[Begin ENTRIES SHOWN]

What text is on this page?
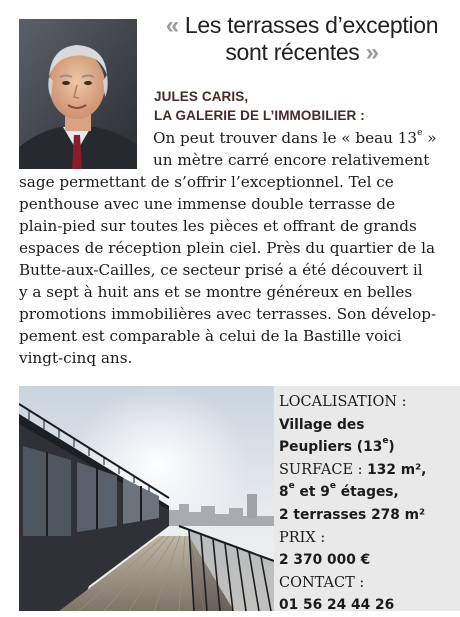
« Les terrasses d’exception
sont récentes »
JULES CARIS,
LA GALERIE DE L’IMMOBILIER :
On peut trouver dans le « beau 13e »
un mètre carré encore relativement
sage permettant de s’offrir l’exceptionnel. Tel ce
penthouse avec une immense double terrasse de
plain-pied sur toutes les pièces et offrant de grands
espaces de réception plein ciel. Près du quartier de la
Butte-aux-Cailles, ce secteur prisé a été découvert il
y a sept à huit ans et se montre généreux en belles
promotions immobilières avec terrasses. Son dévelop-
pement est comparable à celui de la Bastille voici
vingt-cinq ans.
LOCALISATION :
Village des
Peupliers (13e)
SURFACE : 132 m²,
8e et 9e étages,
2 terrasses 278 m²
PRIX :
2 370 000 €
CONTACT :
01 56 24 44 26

[End ENTRIES SHOWN]
[Begin ENTRIES SHOWN]

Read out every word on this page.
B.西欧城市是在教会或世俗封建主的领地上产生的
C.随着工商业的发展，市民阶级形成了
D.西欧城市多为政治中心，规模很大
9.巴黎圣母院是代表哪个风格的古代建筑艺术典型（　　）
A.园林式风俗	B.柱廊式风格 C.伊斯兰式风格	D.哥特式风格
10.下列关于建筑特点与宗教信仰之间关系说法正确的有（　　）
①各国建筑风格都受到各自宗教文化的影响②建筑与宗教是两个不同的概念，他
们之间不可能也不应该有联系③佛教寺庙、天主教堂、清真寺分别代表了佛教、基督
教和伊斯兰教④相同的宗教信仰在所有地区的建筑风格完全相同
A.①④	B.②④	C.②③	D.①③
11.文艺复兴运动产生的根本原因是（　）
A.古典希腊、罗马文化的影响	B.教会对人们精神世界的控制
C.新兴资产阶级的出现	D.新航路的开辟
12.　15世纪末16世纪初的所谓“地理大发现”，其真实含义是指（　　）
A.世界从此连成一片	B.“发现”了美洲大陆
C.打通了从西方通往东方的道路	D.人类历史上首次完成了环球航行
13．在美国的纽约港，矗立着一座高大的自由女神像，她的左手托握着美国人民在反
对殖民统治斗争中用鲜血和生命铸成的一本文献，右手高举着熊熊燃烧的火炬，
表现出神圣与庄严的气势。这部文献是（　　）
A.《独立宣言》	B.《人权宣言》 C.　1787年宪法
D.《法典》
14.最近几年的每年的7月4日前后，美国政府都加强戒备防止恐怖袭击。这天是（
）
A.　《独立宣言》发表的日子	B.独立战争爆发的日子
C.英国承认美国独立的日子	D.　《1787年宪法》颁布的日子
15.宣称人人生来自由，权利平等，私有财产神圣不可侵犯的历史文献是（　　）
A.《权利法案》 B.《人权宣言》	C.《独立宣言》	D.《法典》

[End ENTRIES SHOWN]

EXERCISE TASK>
Pick out and copy every line that contains the word "this".

OUTPUT OF THE TASK>
What text is on this page?
Read out every word on this page.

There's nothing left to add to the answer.